WORK REQUIRED:
Report, as a bare number, how many lines of the material below contain the word "depuis".

= = = =

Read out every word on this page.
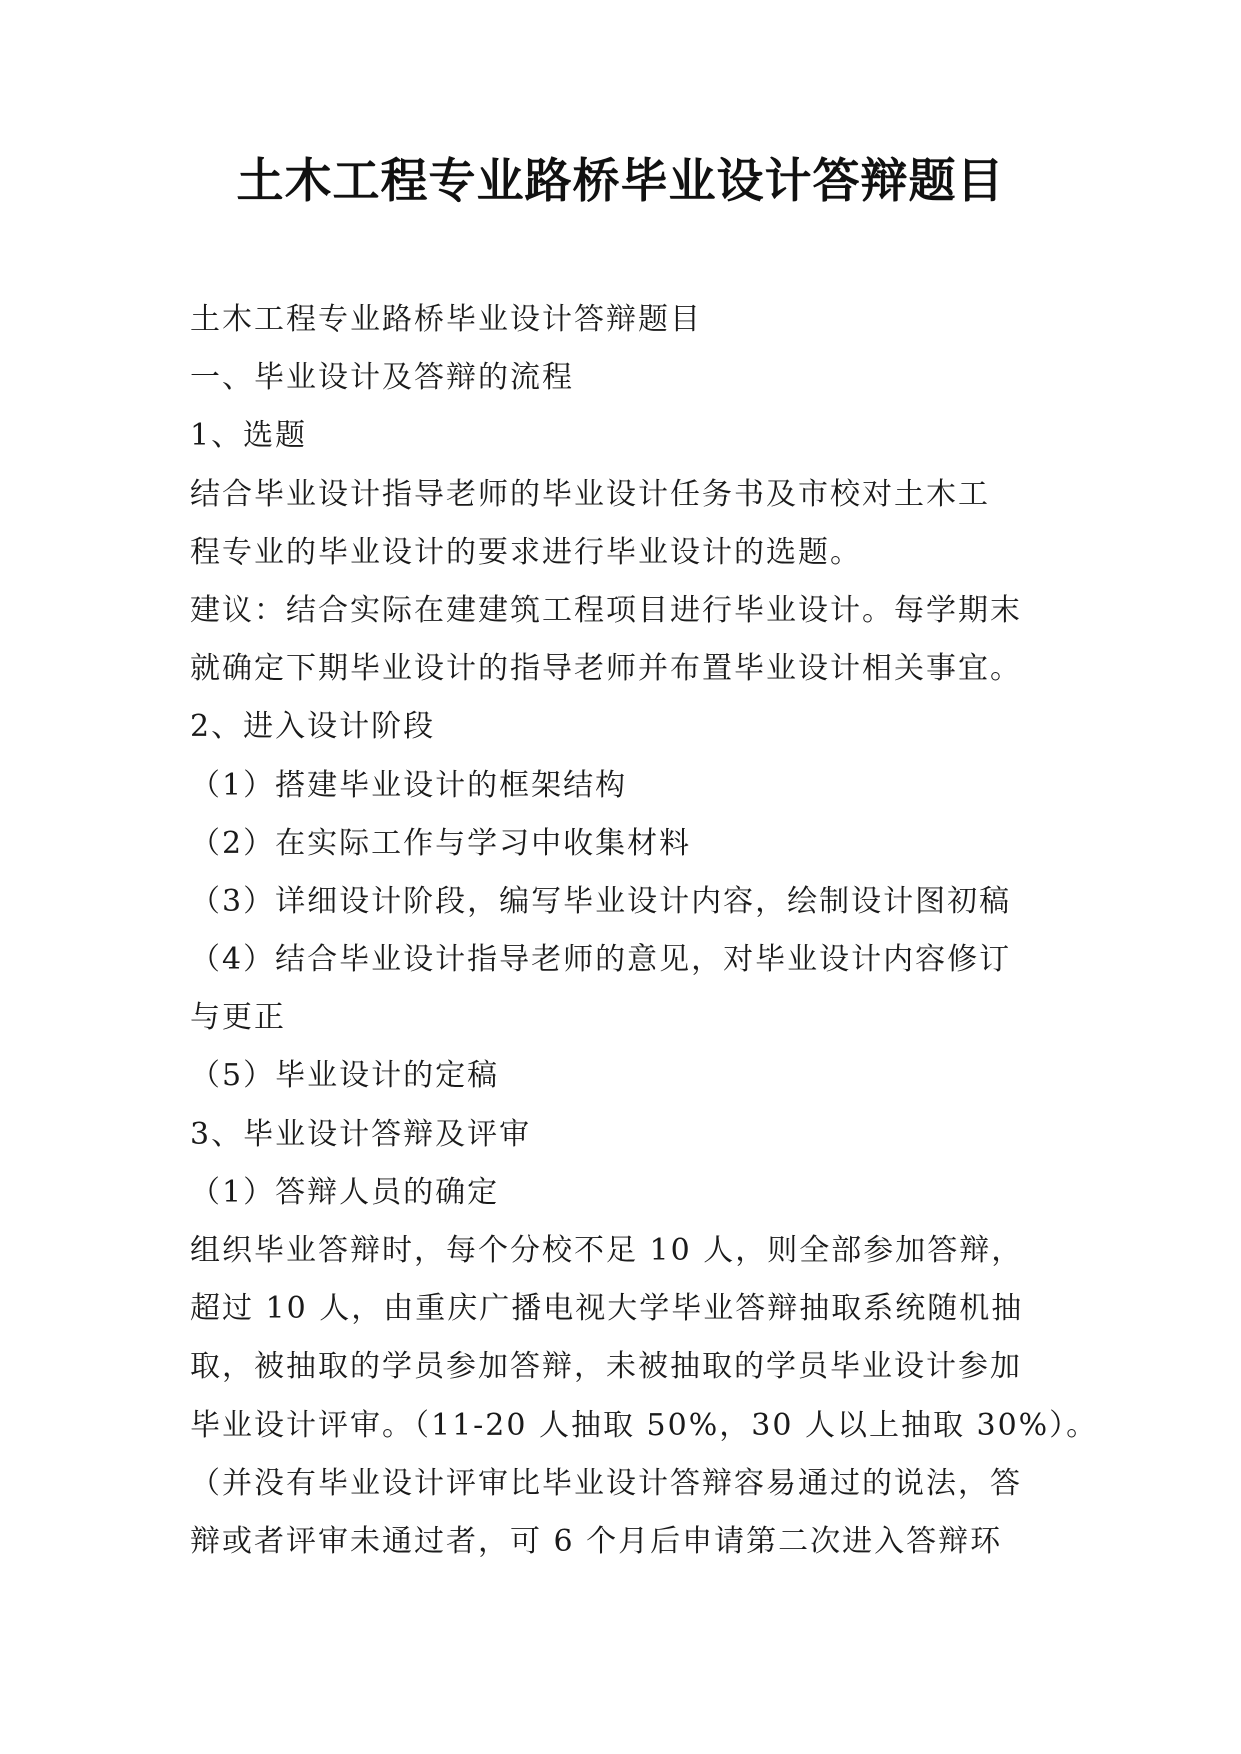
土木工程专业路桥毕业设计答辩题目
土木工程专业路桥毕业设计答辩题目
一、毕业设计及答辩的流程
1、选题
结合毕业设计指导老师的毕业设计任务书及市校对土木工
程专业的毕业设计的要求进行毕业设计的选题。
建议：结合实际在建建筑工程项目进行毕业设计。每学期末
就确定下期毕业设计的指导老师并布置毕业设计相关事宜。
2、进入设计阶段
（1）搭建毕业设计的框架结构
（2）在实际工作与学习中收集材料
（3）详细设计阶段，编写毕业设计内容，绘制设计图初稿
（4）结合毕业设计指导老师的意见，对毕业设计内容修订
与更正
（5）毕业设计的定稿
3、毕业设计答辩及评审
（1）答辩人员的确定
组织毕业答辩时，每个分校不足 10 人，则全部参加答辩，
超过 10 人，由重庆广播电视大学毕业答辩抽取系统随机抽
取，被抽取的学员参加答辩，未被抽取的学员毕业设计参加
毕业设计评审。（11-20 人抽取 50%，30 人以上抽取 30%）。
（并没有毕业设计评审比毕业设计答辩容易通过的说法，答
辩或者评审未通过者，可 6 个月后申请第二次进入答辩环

= = = =

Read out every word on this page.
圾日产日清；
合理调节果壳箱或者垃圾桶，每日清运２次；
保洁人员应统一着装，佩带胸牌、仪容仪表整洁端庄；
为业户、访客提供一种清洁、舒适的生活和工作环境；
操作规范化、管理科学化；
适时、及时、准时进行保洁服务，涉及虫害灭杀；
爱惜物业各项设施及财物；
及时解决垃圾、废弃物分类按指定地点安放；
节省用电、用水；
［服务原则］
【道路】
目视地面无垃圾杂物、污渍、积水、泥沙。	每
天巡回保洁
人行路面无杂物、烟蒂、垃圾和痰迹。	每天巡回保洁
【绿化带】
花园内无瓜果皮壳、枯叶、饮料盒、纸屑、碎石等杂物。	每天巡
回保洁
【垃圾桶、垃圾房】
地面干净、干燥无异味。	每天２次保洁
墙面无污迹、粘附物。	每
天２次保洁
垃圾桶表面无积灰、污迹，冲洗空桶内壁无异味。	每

= = = =

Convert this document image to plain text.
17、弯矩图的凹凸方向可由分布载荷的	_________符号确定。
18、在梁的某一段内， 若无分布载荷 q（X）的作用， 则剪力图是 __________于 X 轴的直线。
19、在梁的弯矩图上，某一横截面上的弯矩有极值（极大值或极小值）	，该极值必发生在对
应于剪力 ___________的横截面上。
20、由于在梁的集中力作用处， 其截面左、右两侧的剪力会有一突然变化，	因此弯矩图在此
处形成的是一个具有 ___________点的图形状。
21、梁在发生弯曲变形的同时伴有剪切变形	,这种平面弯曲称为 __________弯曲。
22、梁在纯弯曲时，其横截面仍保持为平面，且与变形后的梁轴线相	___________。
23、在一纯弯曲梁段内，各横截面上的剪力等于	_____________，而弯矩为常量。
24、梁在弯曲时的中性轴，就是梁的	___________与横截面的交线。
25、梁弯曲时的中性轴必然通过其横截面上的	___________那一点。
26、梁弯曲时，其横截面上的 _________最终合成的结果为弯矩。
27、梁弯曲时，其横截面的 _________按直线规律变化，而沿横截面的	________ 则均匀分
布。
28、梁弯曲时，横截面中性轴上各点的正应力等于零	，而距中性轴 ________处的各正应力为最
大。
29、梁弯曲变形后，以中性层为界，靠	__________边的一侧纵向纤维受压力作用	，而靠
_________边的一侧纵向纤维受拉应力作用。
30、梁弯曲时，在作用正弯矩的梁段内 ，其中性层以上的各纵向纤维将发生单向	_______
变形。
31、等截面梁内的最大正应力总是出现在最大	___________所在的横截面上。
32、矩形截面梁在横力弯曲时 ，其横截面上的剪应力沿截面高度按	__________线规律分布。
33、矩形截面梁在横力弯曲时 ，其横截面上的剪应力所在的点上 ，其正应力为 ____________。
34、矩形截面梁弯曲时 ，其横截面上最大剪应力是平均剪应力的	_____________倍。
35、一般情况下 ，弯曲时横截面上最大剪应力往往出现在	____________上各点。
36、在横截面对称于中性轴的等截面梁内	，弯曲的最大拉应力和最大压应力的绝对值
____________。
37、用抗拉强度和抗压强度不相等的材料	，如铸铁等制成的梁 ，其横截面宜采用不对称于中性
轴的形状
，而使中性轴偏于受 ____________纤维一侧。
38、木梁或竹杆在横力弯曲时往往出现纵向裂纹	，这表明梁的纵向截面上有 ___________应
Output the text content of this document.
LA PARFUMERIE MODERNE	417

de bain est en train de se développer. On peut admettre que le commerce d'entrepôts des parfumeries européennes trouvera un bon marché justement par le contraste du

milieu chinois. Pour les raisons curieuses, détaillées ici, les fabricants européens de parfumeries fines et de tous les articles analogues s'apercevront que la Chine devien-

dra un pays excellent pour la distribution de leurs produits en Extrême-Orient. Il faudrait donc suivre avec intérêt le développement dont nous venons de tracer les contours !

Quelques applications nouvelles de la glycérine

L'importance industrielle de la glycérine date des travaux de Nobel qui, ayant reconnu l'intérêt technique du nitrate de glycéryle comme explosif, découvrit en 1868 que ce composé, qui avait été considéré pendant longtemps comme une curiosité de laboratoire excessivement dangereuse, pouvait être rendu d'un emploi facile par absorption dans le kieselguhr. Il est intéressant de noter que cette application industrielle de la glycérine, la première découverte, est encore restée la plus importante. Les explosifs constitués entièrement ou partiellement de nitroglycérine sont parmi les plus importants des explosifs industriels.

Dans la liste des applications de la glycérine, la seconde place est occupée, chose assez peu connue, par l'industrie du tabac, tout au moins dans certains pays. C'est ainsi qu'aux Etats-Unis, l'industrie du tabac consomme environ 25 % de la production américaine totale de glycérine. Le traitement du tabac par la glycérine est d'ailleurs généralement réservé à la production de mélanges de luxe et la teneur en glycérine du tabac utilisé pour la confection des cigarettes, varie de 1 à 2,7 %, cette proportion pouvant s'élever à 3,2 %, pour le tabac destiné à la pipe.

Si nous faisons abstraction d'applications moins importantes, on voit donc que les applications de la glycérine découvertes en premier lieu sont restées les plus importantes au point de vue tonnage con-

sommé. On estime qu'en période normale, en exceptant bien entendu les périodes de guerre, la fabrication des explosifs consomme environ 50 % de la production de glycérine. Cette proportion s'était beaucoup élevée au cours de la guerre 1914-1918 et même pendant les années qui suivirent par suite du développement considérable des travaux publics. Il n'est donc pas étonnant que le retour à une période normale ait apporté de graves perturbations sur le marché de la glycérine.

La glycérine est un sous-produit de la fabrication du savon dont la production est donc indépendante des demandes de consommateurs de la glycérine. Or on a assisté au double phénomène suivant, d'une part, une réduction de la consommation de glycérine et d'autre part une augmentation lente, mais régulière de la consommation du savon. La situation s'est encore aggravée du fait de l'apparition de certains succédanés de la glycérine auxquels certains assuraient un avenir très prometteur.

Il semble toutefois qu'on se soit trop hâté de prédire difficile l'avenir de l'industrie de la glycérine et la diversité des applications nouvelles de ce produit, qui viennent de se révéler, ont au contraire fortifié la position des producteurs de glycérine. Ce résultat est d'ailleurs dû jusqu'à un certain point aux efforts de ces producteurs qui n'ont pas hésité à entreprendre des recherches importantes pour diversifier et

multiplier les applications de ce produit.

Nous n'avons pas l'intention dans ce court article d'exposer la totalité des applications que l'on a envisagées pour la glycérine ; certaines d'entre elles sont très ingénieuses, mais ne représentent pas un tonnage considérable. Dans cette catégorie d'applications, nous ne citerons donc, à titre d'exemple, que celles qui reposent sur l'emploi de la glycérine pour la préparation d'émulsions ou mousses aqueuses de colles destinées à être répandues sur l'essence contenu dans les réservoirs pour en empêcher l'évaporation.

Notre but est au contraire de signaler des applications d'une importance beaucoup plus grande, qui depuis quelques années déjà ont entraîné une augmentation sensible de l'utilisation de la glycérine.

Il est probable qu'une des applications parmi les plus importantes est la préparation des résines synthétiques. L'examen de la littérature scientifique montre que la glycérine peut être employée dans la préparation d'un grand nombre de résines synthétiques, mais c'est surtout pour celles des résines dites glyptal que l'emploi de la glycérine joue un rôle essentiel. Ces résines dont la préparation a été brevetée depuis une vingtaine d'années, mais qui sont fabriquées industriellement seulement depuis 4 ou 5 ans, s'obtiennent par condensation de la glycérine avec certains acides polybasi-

= = = =

SOLUTION TO THIS EXERCISE:
2